Aim of the exercise
Collect each line containing "Procedure".

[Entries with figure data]
◆ ◆ ◆ ◆ ◆ ◆ ◆

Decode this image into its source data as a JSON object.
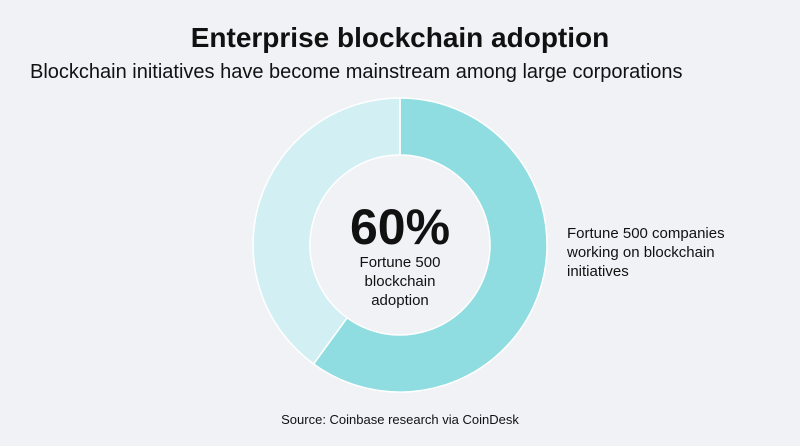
{
  "chart_data": {
    "type": "donut",
    "title": "Enterprise blockchain adoption",
    "subtitle": "Blockchain initiatives have become mainstream among large corporations",
    "categories": [
      "Fortune 500 companies working on blockchain initiatives",
      null
    ],
    "values": [
      60,
      40
    ],
    "value_labels": [
      "60%",
      null
    ],
    "colors": [
      "#8fdde1",
      "#d2f0f3"
    ],
    "center_label": "Fortune 500 blockchain adoption",
    "source": "Source: Coinbase research via CoinDesk"
  }
}
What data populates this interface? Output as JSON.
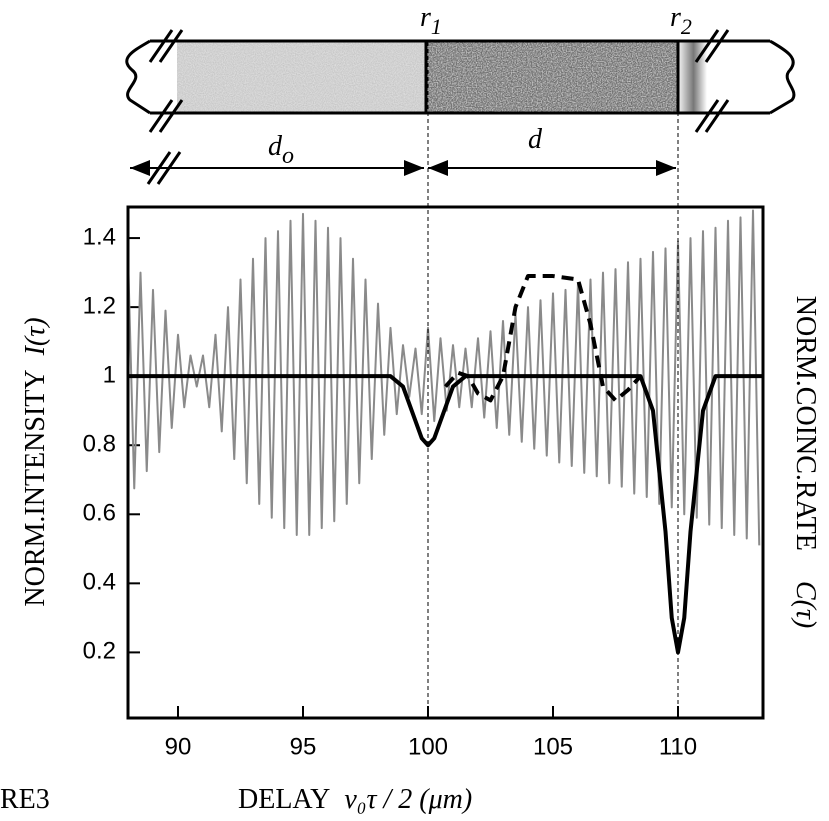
{
  "chart_data": {
    "type": "line",
    "ylabel": "NORM.INTENSITY",
    "ylabel_symbol": "I(τ)",
    "y2label": "NORM.COINC.RATE",
    "y2label_symbol": "C(τ)",
    "xlabel": "DELAY",
    "xlabel_symbol": "v₀τ / 2 (μm)",
    "figure_label": "RE3",
    "xlim": [
      88,
      113.4
    ],
    "ylim": [
      0.01,
      1.49
    ],
    "xticks": [
      90,
      95,
      100,
      105,
      110
    ],
    "yticks": [
      0.2,
      0.4,
      0.6,
      0.8,
      1,
      1.2,
      1.4
    ],
    "markers": [
      {
        "x": 100,
        "label": "r",
        "sub": "1"
      },
      {
        "x": 110,
        "label": "r",
        "sub": "2"
      }
    ],
    "annotations": [
      {
        "text": "d",
        "sub": "o"
      },
      {
        "text": "d"
      }
    ],
    "series": [
      {
        "color": "#8a8a8a",
        "width": 2,
        "dash": false,
        "x": [
          88,
          88.25,
          88.5,
          88.75,
          89,
          89.25,
          89.5,
          89.75,
          90,
          90.25,
          90.5,
          90.75,
          91,
          91.25,
          91.5,
          91.75,
          92,
          92.25,
          92.5,
          92.75,
          93,
          93.25,
          93.5,
          93.75,
          94,
          94.25,
          94.5,
          94.75,
          95,
          95.25,
          95.5,
          95.75,
          96,
          96.25,
          96.5,
          96.75,
          97,
          97.25,
          97.5,
          97.75,
          98,
          98.25,
          98.5,
          98.75,
          99,
          99.25,
          99.5,
          99.75,
          100,
          100.25,
          100.5,
          100.75,
          101,
          101.25,
          101.5,
          101.75,
          102,
          102.25,
          102.5,
          102.75,
          103,
          103.25,
          103.5,
          103.75,
          104,
          104.25,
          104.5,
          104.75,
          105,
          105.25,
          105.5,
          105.75,
          106,
          106.25,
          106.5,
          106.75,
          107,
          107.25,
          107.5,
          107.75,
          108,
          108.25,
          108.5,
          108.75,
          109,
          109.25,
          109.5,
          109.75,
          110,
          110.25,
          110.5,
          110.75,
          111,
          111.25,
          111.5,
          111.75,
          112,
          112.25,
          112.5,
          112.75,
          113,
          113.25
        ],
        "values": [
          1.35,
          0.675,
          1.3,
          0.725,
          1.25,
          0.78,
          1.19,
          0.85,
          1.12,
          0.91,
          1.06,
          0.97,
          1.06,
          0.91,
          1.12,
          0.84,
          1.2,
          0.76,
          1.28,
          0.69,
          1.34,
          0.63,
          1.4,
          0.59,
          1.42,
          0.56,
          1.45,
          0.54,
          1.47,
          0.54,
          1.45,
          0.56,
          1.43,
          0.58,
          1.4,
          0.63,
          1.34,
          0.69,
          1.28,
          0.76,
          1.21,
          0.83,
          1.14,
          0.89,
          1.09,
          0.94,
          1.08,
          0.89,
          1.14,
          0.87,
          1.11,
          0.9,
          1.09,
          0.91,
          1.08,
          0.91,
          1.11,
          0.88,
          1.13,
          0.85,
          1.16,
          0.83,
          1.18,
          0.81,
          1.2,
          0.79,
          1.22,
          0.77,
          1.24,
          0.75,
          1.25,
          0.74,
          1.27,
          0.72,
          1.28,
          0.71,
          1.3,
          0.69,
          1.31,
          0.68,
          1.33,
          0.66,
          1.34,
          0.65,
          1.36,
          0.63,
          1.37,
          0.62,
          1.39,
          0.6,
          1.4,
          0.59,
          1.42,
          0.57,
          1.43,
          0.56,
          1.45,
          0.54,
          1.46,
          0.53,
          1.48,
          0.51
        ]
      },
      {
        "color": "#000000",
        "width": 4,
        "dash": false,
        "x": [
          88,
          98.5,
          99,
          99.5,
          99.75,
          100,
          100.25,
          100.5,
          101,
          101.5,
          108.5,
          109,
          109.5,
          109.75,
          110,
          110.25,
          110.5,
          111,
          111.5,
          113.4
        ],
        "values": [
          1,
          1,
          0.97,
          0.87,
          0.82,
          0.8,
          0.82,
          0.87,
          0.97,
          1,
          1,
          0.9,
          0.55,
          0.3,
          0.2,
          0.3,
          0.55,
          0.9,
          1,
          1
        ]
      },
      {
        "color": "#000000",
        "width": 4,
        "dash": true,
        "x": [
          100.7,
          101.2,
          101.6,
          102,
          102.5,
          103,
          103.5,
          104,
          105,
          106,
          106.5,
          107,
          107.5,
          108,
          108.5
        ],
        "values": [
          0.97,
          1.01,
          1,
          0.95,
          0.93,
          1,
          1.2,
          1.29,
          1.29,
          1.28,
          1.15,
          0.97,
          0.93,
          0.96,
          1
        ]
      }
    ]
  }
}
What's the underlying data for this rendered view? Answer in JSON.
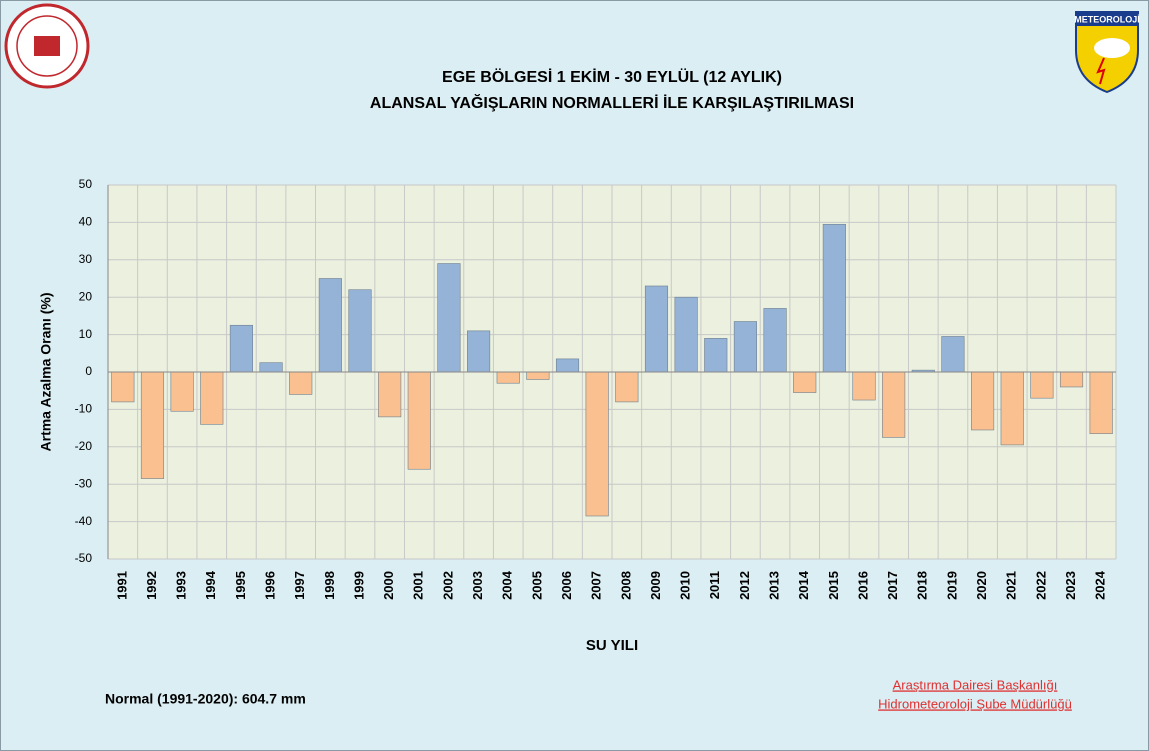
{
  "chart_data": {
    "type": "bar",
    "title": [
      "EGE BÖLGESİ  1 EKİM - 30 EYLÜL (12 AYLIK)",
      "ALANSAL YAĞIŞLARIN NORMALLERİ İLE KARŞILAŞTIRILMASI"
    ],
    "ylabel": "Artma Azalma Oranı (%)",
    "xlabel": "SU YILI",
    "categories": [
      "1991",
      "1992",
      "1993",
      "1994",
      "1995",
      "1996",
      "1997",
      "1998",
      "1999",
      "2000",
      "2001",
      "2002",
      "2003",
      "2004",
      "2005",
      "2006",
      "2007",
      "2008",
      "2009",
      "2010",
      "2011",
      "2012",
      "2013",
      "2014",
      "2015",
      "2016",
      "2017",
      "2018",
      "2019",
      "2020",
      "2021",
      "2022",
      "2023",
      "2024"
    ],
    "values": [
      -8,
      -28.5,
      -10.5,
      -14,
      12.5,
      2.5,
      -6,
      25,
      22,
      -12,
      -26,
      29,
      11,
      -3,
      -2,
      3.5,
      -38.5,
      -8,
      23,
      20,
      9,
      13.5,
      17,
      -5.5,
      39.5,
      -7.5,
      -17.5,
      0.5,
      9.5,
      -15.5,
      -19.5,
      -7,
      -4,
      -16.5
    ],
    "positive_color": "#95b3d7",
    "negative_color": "#fac090",
    "ylim": [
      -50,
      50
    ],
    "yticks": [
      -50,
      -40,
      -30,
      -20,
      -10,
      0,
      10,
      20,
      30,
      40,
      50
    ],
    "grid": true,
    "note": "Normal (1991-2020):  604.7 mm",
    "credits": [
      "Araştırma Dairesi Başkanlığı",
      "Hidrometeoroloji Şube Müdürlüğü"
    ],
    "logo_text": "METEOROLOJİ"
  }
}
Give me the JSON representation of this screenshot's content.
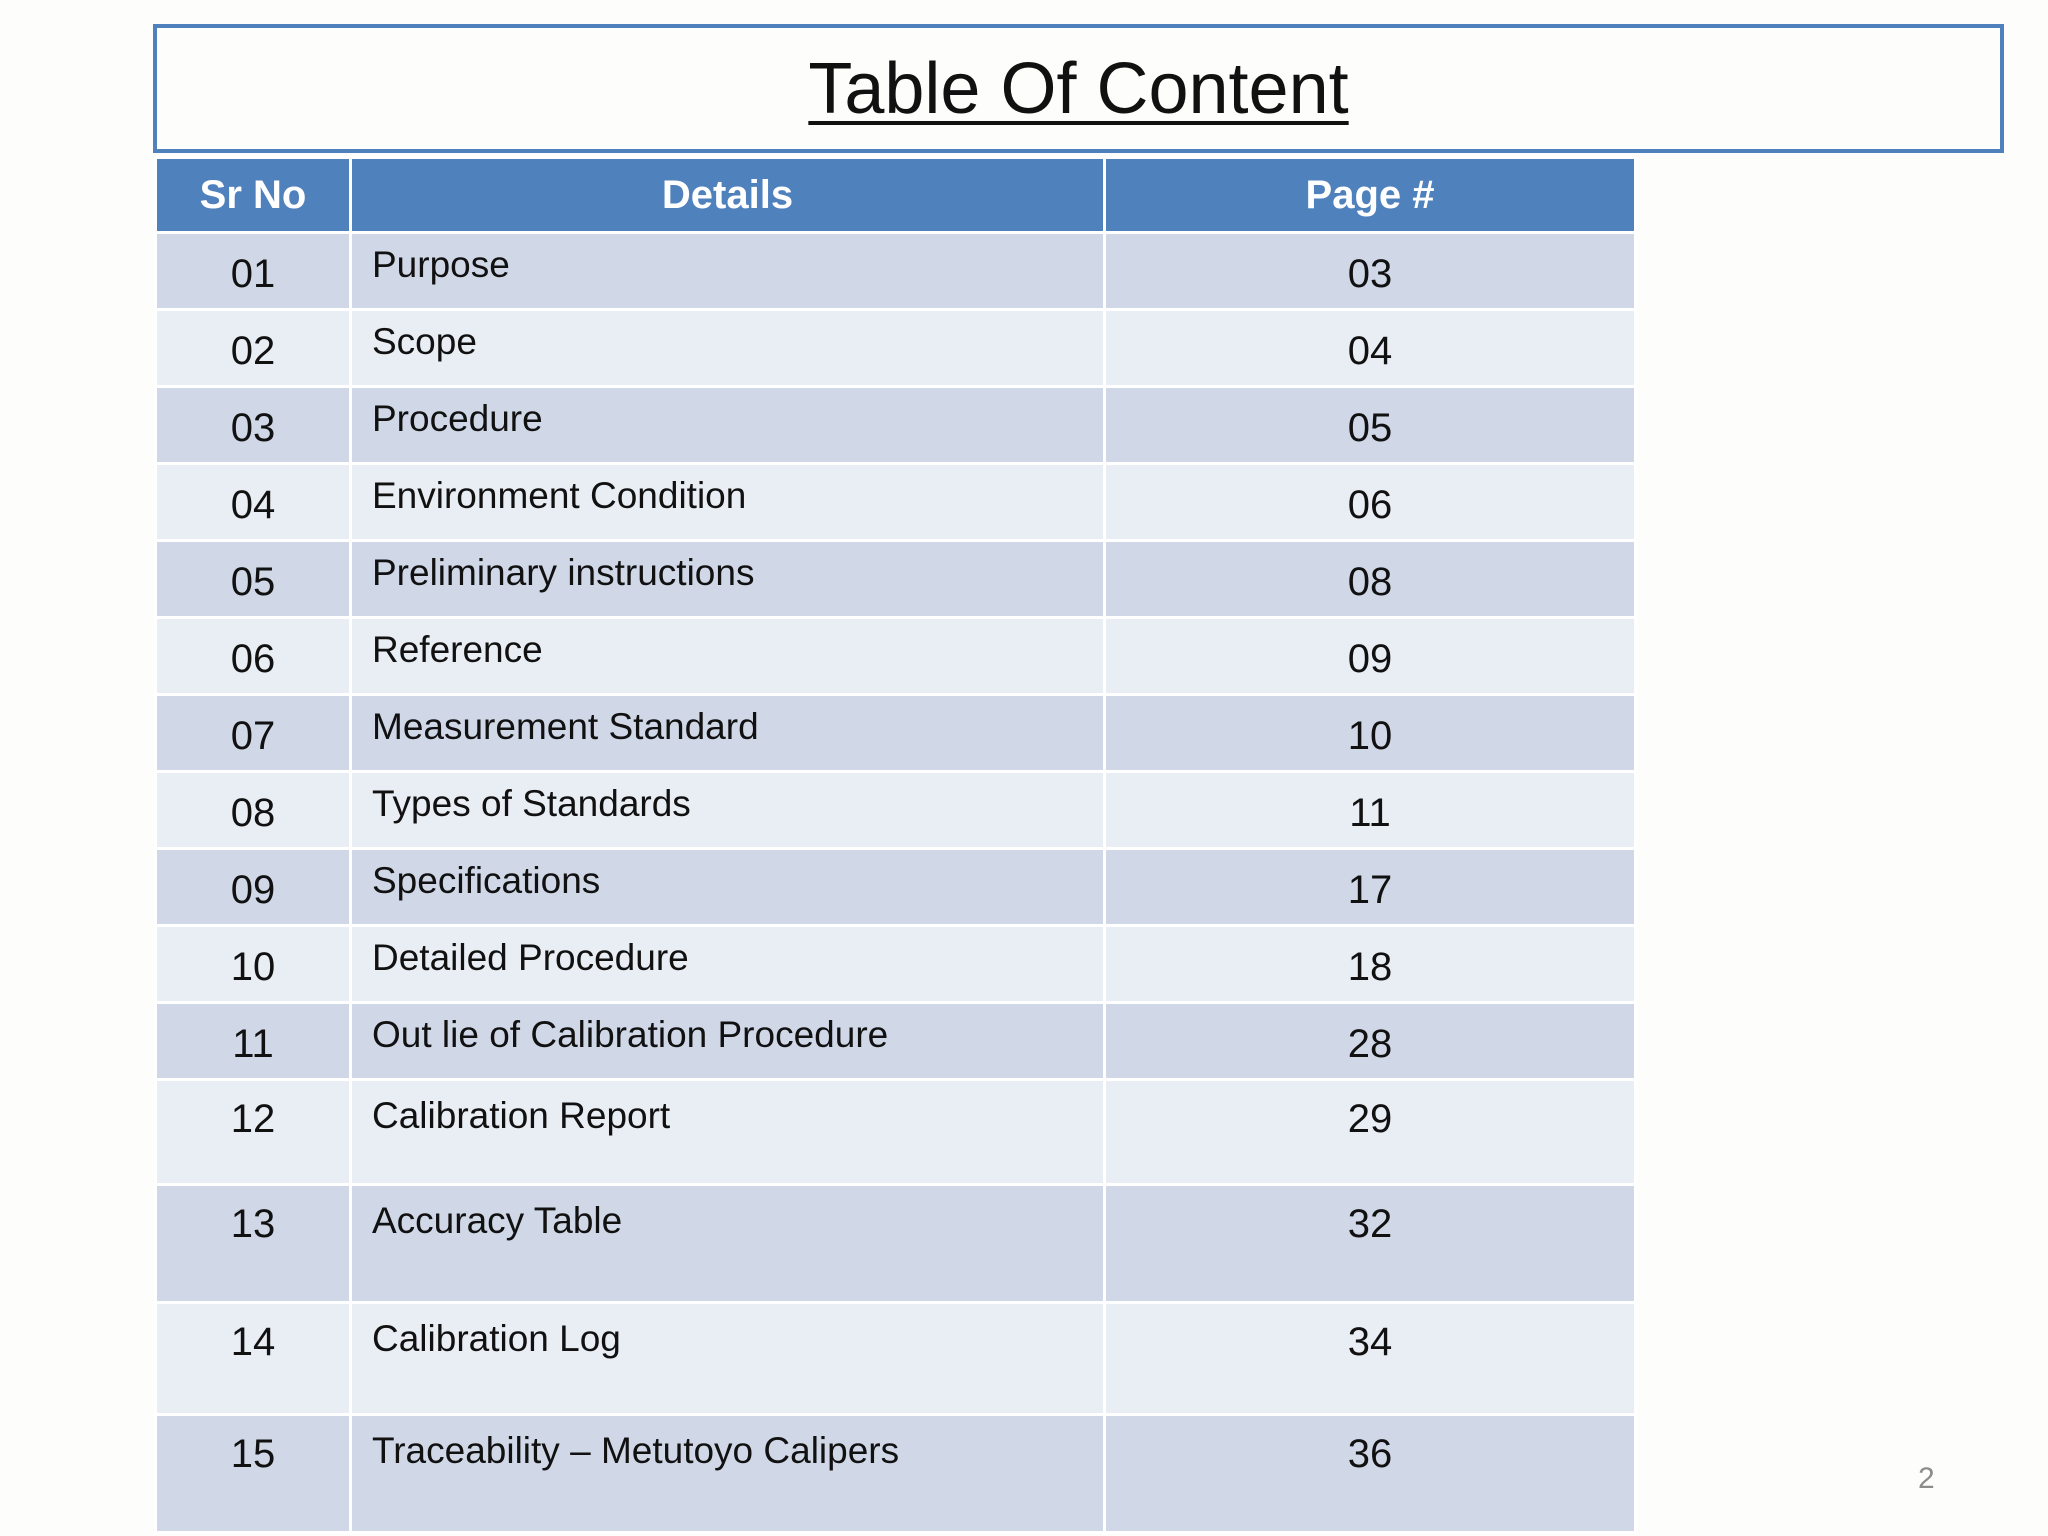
{
  "title": "Table Of Content",
  "colors": {
    "header_blue": "#4f81bd",
    "row_dark": "#d0d8e8",
    "row_light": "#e9edf4"
  },
  "table": {
    "headers": {
      "sr_no": "Sr No",
      "details": "Details",
      "page": "Page #"
    },
    "rows": [
      {
        "sr": "01",
        "detail": "Purpose",
        "page": "03"
      },
      {
        "sr": "02",
        "detail": "Scope",
        "page": "04"
      },
      {
        "sr": "03",
        "detail": "Procedure",
        "page": "05"
      },
      {
        "sr": "04",
        "detail": "Environment Condition",
        "page": "06"
      },
      {
        "sr": "05",
        "detail": "Preliminary instructions",
        "page": "08"
      },
      {
        "sr": "06",
        "detail": "Reference",
        "page": "09"
      },
      {
        "sr": "07",
        "detail": "Measurement Standard",
        "page": "10"
      },
      {
        "sr": "08",
        "detail": "Types of Standards",
        "page": "11"
      },
      {
        "sr": "09",
        "detail": "Specifications",
        "page": "17"
      },
      {
        "sr": "10",
        "detail": "Detailed  Procedure",
        "page": "18"
      },
      {
        "sr": "11",
        "detail": "Out lie of Calibration Procedure",
        "page": "28"
      },
      {
        "sr": "12",
        "detail": "Calibration Report",
        "page": "29"
      },
      {
        "sr": "13",
        "detail": "Accuracy Table",
        "page": "32"
      },
      {
        "sr": "14",
        "detail": "Calibration Log",
        "page": "34"
      },
      {
        "sr": "15",
        "detail": "Traceability – Metutoyo Calipers",
        "page": "36"
      }
    ]
  },
  "slide_number": "2"
}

◆ ◆ ◆ ◆ ◆ ◆ ◆

Expected output
        "detail": "Procedure",
        "detail": "Detailed  Procedure",
        "detail": "Out lie of Calibration Procedure",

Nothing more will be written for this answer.